## Activity
Answer these questions from the abstract on multi-token prediction:
(a) What do the n independent output heads operate on top of?
(b) How many more problems do the 13B parameter models solve on HumanEval and on MBPP than comparable next-token models?
(c) How much faster at inference are models trained with 4-token prediction?

Better & Faster Large Language Models via Multi-token Prediction
Fabian Gloeckle, Badr Youbi Idrissi, Baptiste Rozi\`ere, David Lopez-Paz, Gabriel Synnaeve
https://arxiv.org/abs/2404.19737 https://arxiv.org/pdf/2404.19737
arXiv:2404.19737v1 Announce Type: new
Abstract: Large language models such as GPT and Llama are trained with a next-token prediction loss. In this work, we suggest that training language models to predict multiple future tokens at once results in higher sample efficiency. More specifically, at each position in the training corpus, we ask the model to predict the following n tokens using n independent output heads, operating on top of a shared model trunk. Considering multi-token prediction as an auxiliary training task, we measure improved downstream capabilities with no overhead in training time for both code and natural language models. The method is increasingly useful for larger model sizes, and keeps its appeal when training for multiple epochs. Gains are especially pronounced on generative benchmarks like coding, where our models consistently outperform strong baselines by several percentage points. Our 13B parameter models solves 12 % more problems on HumanEval and 17 % more on MBPP than comparable next-token models. Experiments on small algorithmic tasks demonstrate that multi-token prediction is favorable for the development of induction heads and algorithmic reasoning capabilities. As an additional benefit, models trained with 4-token prediction are up to 3 times faster at inference, even with large batch sizes.

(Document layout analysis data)
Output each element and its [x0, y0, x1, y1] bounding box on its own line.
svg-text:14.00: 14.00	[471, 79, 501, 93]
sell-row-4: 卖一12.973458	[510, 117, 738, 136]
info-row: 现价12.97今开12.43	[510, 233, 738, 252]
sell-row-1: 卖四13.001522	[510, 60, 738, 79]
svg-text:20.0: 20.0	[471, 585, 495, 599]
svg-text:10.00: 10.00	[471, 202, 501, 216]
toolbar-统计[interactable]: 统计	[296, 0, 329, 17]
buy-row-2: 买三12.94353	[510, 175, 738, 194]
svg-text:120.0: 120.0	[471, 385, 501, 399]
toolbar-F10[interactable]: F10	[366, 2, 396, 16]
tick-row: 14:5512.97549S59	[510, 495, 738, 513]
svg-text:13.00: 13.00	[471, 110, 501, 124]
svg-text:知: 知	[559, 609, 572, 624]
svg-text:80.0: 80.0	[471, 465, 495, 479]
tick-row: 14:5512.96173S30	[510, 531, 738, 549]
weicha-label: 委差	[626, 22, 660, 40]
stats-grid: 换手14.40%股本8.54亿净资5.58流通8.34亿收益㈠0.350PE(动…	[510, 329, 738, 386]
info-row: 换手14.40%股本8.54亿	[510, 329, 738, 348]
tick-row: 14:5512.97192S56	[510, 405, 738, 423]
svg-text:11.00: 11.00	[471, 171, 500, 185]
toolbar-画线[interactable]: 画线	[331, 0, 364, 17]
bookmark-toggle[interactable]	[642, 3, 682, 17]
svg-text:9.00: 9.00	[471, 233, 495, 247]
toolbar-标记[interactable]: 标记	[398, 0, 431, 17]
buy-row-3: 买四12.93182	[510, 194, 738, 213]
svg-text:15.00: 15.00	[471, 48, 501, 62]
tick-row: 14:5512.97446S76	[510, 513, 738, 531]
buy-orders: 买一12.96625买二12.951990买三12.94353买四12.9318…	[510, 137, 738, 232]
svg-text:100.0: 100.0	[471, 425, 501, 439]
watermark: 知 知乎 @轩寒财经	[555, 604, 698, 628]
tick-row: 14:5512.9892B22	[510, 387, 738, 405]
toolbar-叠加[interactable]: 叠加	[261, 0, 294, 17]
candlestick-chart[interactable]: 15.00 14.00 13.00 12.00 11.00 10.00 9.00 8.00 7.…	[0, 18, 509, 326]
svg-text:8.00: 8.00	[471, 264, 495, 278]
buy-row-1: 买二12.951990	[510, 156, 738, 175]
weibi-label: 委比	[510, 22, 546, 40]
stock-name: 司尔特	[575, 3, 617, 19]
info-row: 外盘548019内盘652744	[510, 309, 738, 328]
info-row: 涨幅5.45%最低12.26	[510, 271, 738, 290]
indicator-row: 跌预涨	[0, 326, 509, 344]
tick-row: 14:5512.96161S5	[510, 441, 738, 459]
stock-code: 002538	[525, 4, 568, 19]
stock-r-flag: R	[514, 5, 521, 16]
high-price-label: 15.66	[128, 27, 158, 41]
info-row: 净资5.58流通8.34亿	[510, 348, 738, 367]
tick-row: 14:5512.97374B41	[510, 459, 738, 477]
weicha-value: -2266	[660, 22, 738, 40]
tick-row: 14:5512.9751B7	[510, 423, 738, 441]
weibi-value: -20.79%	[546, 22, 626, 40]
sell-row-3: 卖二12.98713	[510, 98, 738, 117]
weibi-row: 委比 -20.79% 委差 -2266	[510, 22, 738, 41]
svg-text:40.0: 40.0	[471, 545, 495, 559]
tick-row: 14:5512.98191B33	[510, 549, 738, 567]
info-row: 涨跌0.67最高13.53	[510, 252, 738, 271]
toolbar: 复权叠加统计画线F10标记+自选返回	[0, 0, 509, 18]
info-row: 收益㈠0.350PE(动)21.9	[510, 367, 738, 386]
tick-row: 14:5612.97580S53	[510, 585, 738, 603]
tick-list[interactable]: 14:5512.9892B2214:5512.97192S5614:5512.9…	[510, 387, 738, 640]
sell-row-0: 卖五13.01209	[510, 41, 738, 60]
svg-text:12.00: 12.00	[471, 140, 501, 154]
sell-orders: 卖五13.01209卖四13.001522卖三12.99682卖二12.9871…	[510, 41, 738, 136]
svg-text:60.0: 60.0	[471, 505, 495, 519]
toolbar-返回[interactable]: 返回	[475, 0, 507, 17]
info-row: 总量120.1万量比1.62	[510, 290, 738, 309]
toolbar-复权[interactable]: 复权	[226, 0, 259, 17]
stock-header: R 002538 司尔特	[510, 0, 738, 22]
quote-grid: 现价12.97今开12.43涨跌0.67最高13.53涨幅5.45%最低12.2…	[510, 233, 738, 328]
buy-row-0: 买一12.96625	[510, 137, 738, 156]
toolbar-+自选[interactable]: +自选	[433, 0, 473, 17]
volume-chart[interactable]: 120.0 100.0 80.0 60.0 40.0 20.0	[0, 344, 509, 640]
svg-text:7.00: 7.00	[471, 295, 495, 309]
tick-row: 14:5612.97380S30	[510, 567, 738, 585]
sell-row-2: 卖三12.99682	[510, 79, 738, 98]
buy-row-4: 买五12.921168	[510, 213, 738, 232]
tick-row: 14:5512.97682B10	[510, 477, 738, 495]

## Task response
(a) A shared model trunk.
(b) 12% more on HumanEval and 17% more on MBPP.
(c) Up to 3 times faster, even with large batch sizes.